* START GIVEN RECORDS *

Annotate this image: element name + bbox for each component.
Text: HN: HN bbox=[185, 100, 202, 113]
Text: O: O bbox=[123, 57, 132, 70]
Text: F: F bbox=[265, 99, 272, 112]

* END GIVEN RECORDS *
* START GIVEN RECORDS *

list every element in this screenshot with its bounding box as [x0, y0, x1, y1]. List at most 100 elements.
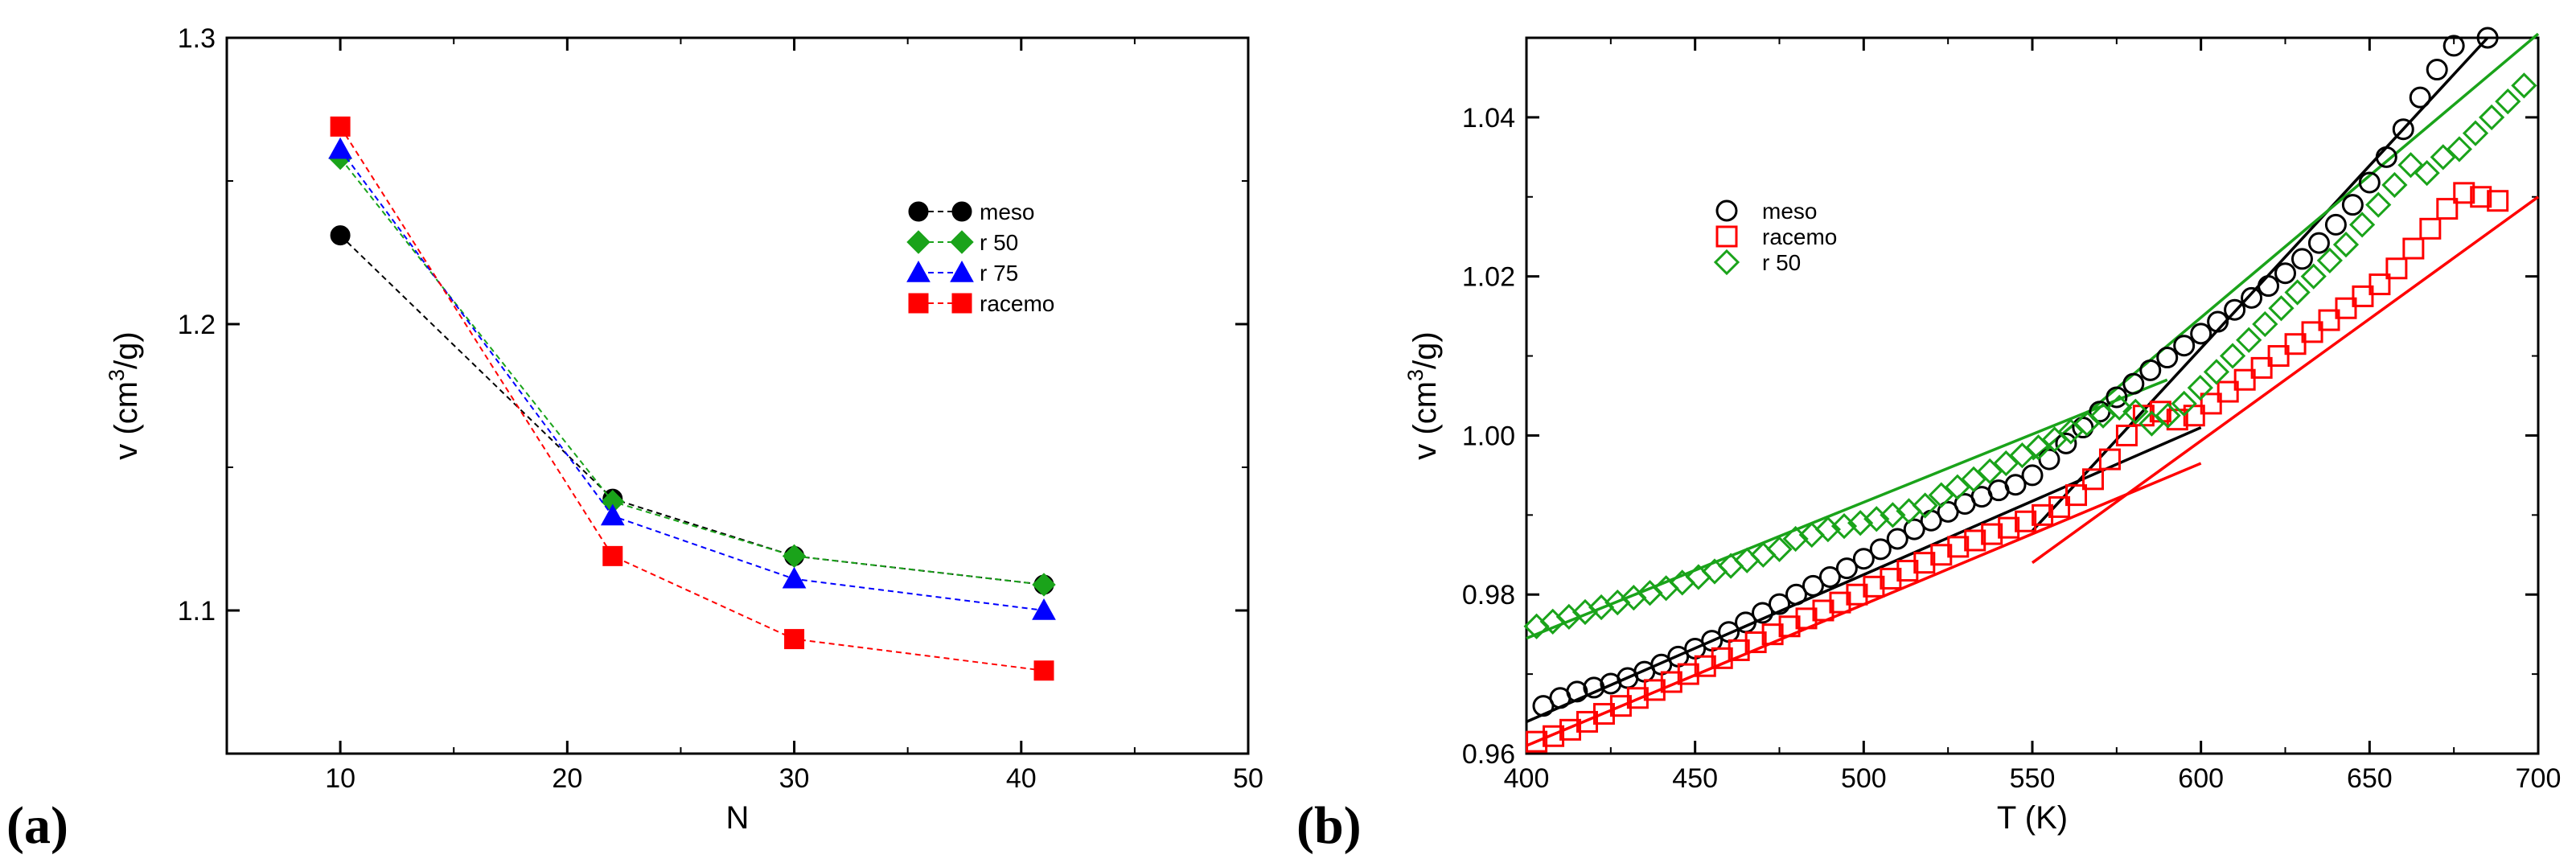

* END GIVEN RECORDS *

OBJECTIVE
Set down the records from the line with "Annotate this image: element" to the line with "Text: F: F bbox=[265, 99, 272, 112]", both lines included, copying them exactly.

WRITTEN REPLY
Annotate this image: element name + bbox for each component.
Text: HN: HN bbox=[185, 100, 202, 113]
Text: O: O bbox=[123, 57, 132, 70]
Text: F: F bbox=[265, 99, 272, 112]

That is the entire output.